*Problem to solve*. Copy out all lines of the records in which the word "Compile" appears.

*Extracted records*.

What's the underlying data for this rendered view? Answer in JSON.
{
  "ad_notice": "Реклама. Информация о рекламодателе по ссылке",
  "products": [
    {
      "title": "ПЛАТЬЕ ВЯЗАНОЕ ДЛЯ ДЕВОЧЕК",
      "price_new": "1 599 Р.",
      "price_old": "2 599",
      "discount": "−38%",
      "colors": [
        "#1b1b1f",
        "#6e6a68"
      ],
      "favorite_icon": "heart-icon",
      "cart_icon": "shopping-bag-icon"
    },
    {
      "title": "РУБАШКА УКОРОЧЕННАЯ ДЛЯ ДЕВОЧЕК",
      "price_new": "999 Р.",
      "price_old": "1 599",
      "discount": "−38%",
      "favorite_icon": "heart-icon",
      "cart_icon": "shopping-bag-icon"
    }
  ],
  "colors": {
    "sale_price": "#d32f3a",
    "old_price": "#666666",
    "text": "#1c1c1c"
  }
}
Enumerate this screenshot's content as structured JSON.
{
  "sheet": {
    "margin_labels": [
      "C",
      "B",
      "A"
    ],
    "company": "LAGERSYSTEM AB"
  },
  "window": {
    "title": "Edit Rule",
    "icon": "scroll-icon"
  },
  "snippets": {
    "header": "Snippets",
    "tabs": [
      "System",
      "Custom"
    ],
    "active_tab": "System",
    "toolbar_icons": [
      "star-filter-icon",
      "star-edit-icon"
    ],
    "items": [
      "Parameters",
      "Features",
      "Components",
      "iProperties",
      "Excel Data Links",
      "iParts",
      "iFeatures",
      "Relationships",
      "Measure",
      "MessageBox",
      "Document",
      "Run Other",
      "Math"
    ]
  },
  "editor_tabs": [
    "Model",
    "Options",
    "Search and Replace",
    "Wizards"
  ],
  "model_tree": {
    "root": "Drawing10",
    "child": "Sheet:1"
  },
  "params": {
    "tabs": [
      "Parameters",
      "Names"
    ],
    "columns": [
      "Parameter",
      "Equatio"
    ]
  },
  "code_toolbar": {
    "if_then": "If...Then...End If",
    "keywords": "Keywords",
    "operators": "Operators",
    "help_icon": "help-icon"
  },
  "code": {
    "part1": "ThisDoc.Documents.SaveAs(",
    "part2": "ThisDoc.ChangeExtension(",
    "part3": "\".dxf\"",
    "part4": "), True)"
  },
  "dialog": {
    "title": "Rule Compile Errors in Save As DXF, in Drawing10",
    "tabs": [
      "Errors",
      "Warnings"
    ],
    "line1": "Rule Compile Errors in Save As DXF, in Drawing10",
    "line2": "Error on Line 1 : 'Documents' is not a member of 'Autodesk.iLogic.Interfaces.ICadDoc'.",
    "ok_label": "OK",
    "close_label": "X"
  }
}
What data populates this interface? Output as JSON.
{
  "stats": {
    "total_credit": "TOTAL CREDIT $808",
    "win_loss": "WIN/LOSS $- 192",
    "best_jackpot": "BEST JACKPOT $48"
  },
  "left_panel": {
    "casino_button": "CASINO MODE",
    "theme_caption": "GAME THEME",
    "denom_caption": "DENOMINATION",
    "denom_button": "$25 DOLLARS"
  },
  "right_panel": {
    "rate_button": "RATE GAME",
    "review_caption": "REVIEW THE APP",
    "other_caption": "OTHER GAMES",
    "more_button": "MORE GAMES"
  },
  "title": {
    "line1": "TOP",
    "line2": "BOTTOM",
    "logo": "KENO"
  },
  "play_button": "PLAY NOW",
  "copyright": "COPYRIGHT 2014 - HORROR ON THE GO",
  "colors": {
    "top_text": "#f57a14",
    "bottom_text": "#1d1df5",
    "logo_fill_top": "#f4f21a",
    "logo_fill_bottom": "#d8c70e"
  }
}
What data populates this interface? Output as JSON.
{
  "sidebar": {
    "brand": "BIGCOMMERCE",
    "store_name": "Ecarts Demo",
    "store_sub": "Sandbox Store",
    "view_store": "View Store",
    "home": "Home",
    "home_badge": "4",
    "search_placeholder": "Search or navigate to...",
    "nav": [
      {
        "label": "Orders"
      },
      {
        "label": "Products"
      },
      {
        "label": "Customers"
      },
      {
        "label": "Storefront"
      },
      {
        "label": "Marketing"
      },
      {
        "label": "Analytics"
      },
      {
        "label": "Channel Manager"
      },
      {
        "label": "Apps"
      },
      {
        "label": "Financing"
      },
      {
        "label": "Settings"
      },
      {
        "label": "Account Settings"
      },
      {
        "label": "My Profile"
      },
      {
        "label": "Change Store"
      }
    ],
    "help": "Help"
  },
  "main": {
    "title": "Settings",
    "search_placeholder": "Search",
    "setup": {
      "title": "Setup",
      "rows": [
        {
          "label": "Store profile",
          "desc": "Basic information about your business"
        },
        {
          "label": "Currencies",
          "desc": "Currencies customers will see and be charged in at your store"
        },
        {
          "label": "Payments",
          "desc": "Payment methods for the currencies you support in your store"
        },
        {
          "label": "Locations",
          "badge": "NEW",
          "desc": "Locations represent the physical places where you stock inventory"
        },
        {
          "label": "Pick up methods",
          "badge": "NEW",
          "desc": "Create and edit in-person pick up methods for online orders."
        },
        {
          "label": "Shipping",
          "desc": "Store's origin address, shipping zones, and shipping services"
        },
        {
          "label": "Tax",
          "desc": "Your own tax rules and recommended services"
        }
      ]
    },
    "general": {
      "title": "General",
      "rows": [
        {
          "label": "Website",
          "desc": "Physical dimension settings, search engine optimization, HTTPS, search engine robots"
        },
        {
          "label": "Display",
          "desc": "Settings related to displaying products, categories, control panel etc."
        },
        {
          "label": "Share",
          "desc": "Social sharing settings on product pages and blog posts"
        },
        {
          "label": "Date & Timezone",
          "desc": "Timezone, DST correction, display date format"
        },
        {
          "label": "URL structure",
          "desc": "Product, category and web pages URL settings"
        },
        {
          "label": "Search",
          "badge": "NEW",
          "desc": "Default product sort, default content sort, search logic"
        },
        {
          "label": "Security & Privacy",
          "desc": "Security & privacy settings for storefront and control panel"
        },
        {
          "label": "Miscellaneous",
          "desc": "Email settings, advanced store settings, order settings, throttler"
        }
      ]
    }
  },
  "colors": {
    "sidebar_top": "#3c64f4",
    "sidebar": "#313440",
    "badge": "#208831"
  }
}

*The response*.
    "title": "Rule Compile Errors in Save As DXF, in Drawing10",
    "line1": "Rule Compile Errors in Save As DXF, in Drawing10",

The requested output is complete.